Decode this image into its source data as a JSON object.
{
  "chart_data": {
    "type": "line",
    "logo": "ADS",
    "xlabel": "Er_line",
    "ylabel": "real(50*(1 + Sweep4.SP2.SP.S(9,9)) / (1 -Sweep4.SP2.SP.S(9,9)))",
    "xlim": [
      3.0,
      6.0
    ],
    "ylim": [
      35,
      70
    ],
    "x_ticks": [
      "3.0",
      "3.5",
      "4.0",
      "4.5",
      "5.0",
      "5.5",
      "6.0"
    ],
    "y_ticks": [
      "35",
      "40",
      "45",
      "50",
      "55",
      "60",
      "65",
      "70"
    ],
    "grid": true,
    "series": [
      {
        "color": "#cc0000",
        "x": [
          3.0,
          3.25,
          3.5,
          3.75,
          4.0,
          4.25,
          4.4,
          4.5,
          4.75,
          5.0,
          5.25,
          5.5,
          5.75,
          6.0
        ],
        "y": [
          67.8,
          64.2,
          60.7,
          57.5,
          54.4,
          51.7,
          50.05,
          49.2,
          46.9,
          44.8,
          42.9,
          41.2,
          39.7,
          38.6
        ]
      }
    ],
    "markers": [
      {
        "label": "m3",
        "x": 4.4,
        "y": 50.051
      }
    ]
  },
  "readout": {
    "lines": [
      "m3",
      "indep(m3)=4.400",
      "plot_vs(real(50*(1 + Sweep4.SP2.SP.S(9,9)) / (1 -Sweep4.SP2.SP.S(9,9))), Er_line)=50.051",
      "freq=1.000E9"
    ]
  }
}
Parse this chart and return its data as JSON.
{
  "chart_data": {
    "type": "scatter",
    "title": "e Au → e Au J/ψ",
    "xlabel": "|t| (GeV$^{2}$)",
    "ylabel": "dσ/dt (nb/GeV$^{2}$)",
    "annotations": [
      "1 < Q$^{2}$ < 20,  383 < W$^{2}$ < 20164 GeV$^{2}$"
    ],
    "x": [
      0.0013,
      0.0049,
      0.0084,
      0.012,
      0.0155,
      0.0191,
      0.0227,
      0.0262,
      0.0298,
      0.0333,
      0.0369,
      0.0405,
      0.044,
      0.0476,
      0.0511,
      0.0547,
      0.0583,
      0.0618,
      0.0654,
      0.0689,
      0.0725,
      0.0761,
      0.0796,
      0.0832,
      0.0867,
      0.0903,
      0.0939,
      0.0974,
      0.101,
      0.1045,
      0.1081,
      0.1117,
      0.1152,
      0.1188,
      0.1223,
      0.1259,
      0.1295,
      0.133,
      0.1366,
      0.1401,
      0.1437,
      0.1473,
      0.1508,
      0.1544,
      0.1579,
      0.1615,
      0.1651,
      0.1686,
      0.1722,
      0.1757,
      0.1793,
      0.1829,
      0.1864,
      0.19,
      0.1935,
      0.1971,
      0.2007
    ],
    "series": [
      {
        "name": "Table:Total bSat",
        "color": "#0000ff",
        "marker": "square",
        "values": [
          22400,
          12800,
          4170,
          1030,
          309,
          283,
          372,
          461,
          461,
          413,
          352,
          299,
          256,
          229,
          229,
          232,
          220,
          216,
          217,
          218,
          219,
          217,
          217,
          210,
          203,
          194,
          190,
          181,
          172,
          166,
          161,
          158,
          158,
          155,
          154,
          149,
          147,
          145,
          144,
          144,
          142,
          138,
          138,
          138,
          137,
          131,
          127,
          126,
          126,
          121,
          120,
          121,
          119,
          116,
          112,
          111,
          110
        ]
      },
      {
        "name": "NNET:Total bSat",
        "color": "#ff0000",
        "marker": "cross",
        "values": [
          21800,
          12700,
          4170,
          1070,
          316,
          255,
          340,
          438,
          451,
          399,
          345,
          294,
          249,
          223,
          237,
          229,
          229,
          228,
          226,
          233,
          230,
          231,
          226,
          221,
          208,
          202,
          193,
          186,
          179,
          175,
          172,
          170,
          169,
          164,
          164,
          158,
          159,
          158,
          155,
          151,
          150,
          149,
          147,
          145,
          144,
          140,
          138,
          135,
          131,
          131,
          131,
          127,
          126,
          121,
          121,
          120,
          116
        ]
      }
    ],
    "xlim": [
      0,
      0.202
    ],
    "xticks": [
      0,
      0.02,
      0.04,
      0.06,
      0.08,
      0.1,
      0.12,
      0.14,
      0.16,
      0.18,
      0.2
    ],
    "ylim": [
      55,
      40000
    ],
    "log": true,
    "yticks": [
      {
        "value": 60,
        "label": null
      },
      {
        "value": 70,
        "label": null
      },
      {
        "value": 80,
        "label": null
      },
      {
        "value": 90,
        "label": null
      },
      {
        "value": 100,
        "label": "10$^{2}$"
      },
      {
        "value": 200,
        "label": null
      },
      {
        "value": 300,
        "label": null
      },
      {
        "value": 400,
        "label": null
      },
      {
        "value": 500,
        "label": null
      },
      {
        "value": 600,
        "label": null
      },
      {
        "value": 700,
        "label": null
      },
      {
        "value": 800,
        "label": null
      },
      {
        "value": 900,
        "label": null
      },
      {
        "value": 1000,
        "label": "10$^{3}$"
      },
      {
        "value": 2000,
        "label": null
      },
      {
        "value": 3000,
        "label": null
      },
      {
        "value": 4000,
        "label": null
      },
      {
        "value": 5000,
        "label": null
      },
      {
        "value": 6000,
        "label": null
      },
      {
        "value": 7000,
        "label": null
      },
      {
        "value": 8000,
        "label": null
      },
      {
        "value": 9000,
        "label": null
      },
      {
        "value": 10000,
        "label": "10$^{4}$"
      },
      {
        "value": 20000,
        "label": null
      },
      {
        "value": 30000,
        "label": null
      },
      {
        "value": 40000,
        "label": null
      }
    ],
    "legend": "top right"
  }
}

● PROBLEM TO WORK ON: Copy all of the data exactly.

● REPLY:
Decode this image into its source data as a JSON object.
{
  "chart_data": {
    "type": "line",
    "logo": "ADS",
    "xlabel": "Er_line",
    "ylabel": "real(50*(1 + Sweep4.SP2.SP.S(9,9)) / (1 -Sweep4.SP2.SP.S(9,9)))",
    "xlim": [
      3.0,
      6.0
    ],
    "ylim": [
      35,
      70
    ],
    "x_ticks": [
      "3.0",
      "3.5",
      "4.0",
      "4.5",
      "5.0",
      "5.5",
      "6.0"
    ],
    "y_ticks": [
      "35",
      "40",
      "45",
      "50",
      "55",
      "60",
      "65",
      "70"
    ],
    "grid": true,
    "series": [
      {
        "color": "#cc0000",
        "x": [
          3.0,
          3.25,
          3.5,
          3.75,
          4.0,
          4.25,
          4.4,
          4.5,
          4.75,
          5.0,
          5.25,
          5.5,
          5.75,
          6.0
        ],
        "y": [
          67.8,
          64.2,
          60.7,
          57.5,
          54.4,
          51.7,
          50.05,
          49.2,
          46.9,
          44.8,
          42.9,
          41.2,
          39.7,
          38.6
        ]
      }
    ],
    "markers": [
      {
        "label": "m3",
        "x": 4.4,
        "y": 50.051
      }
    ]
  },
  "readout": {
    "lines": [
      "m3",
      "indep(m3)=4.400",
      "plot_vs(real(50*(1 + Sweep4.SP2.SP.S(9,9)) / (1 -Sweep4.SP2.SP.S(9,9))), Er_line)=50.051",
      "freq=1.000E9"
    ]
  }
}
Parse this chart and return its data as JSON.
{
  "chart_data": {
    "type": "scatter",
    "title": "e Au → e Au J/ψ",
    "xlabel": "|t| (GeV$^{2}$)",
    "ylabel": "dσ/dt (nb/GeV$^{2}$)",
    "annotations": [
      "1 < Q$^{2}$ < 20,  383 < W$^{2}$ < 20164 GeV$^{2}$"
    ],
    "x": [
      0.0013,
      0.0049,
      0.0084,
      0.012,
      0.0155,
      0.0191,
      0.0227,
      0.0262,
      0.0298,
      0.0333,
      0.0369,
      0.0405,
      0.044,
      0.0476,
      0.0511,
      0.0547,
      0.0583,
      0.0618,
      0.0654,
      0.0689,
      0.0725,
      0.0761,
      0.0796,
      0.0832,
      0.0867,
      0.0903,
      0.0939,
      0.0974,
      0.101,
      0.1045,
      0.1081,
      0.1117,
      0.1152,
      0.1188,
      0.1223,
      0.1259,
      0.1295,
      0.133,
      0.1366,
      0.1401,
      0.1437,
      0.1473,
      0.1508,
      0.1544,
      0.1579,
      0.1615,
      0.1651,
      0.1686,
      0.1722,
      0.1757,
      0.1793,
      0.1829,
      0.1864,
      0.19,
      0.1935,
      0.1971,
      0.2007
    ],
    "series": [
      {
        "name": "Table:Total bSat",
        "color": "#0000ff",
        "marker": "square",
        "values": [
          22400,
          12800,
          4170,
          1030,
          309,
          283,
          372,
          461,
          461,
          413,
          352,
          299,
          256,
          229,
          229,
          232,
          220,
          216,
          217,
          218,
          219,
          217,
          217,
          210,
          203,
          194,
          190,
          181,
          172,
          166,
          161,
          158,
          158,
          155,
          154,
          149,
          147,
          145,
          144,
          144,
          142,
          138,
          138,
          138,
          137,
          131,
          127,
          126,
          126,
          121,
          120,
          121,
          119,
          116,
          112,
          111,
          110
        ]
      },
      {
        "name": "NNET:Total bSat",
        "color": "#ff0000",
        "marker": "cross",
        "values": [
          21800,
          12700,
          4170,
          1070,
          316,
          255,
          340,
          438,
          451,
          399,
          345,
          294,
          249,
          223,
          237,
          229,
          229,
          228,
          226,
          233,
          230,
          231,
          226,
          221,
          208,
          202,
          193,
          186,
          179,
          175,
          172,
          170,
          169,
          164,
          164,
          158,
          159,
          158,
          155,
          151,
          150,
          149,
          147,
          145,
          144,
          140,
          138,
          135,
          131,
          131,
          131,
          127,
          126,
          121,
          121,
          120,
          116
        ]
      }
    ],
    "xlim": [
      0,
      0.202
    ],
    "xticks": [
      0,
      0.02,
      0.04,
      0.06,
      0.08,
      0.1,
      0.12,
      0.14,
      0.16,
      0.18,
      0.2
    ],
    "ylim": [
      55,
      40000
    ],
    "log": true,
    "yticks": [
      {
        "value": 60,
        "label": null
      },
      {
        "value": 70,
        "label": null
      },
      {
        "value": 80,
        "label": null
      },
      {
        "value": 90,
        "label": null
      },
      {
        "value": 100,
        "label": "10$^{2}$"
      },
      {
        "value": 200,
        "label": null
      },
      {
        "value": 300,
        "label": null
      },
      {
        "value": 400,
        "label": null
      },
      {
        "value": 500,
        "label": null
      },
      {
        "value": 600,
        "label": null
      },
      {
        "value": 700,
        "label": null
      },
      {
        "value": 800,
        "label": null
      },
      {
        "value": 900,
        "label": null
      },
      {
        "value": 1000,
        "label": "10$^{3}$"
      },
      {
        "value": 2000,
        "label": null
      },
      {
        "value": 3000,
        "label": null
      },
      {
        "value": 4000,
        "label": null
      },
      {
        "value": 5000,
        "label": null
      },
      {
        "value": 6000,
        "label": null
      },
      {
        "value": 7000,
        "label": null
      },
      {
        "value": 8000,
        "label": null
      },
      {
        "value": 9000,
        "label": null
      },
      {
        "value": 10000,
        "label": "10$^{4}$"
      },
      {
        "value": 20000,
        "label": null
      },
      {
        "value": 30000,
        "label": null
      },
      {
        "value": 40000,
        "label": null
      }
    ],
    "legend": "top right"
  }
}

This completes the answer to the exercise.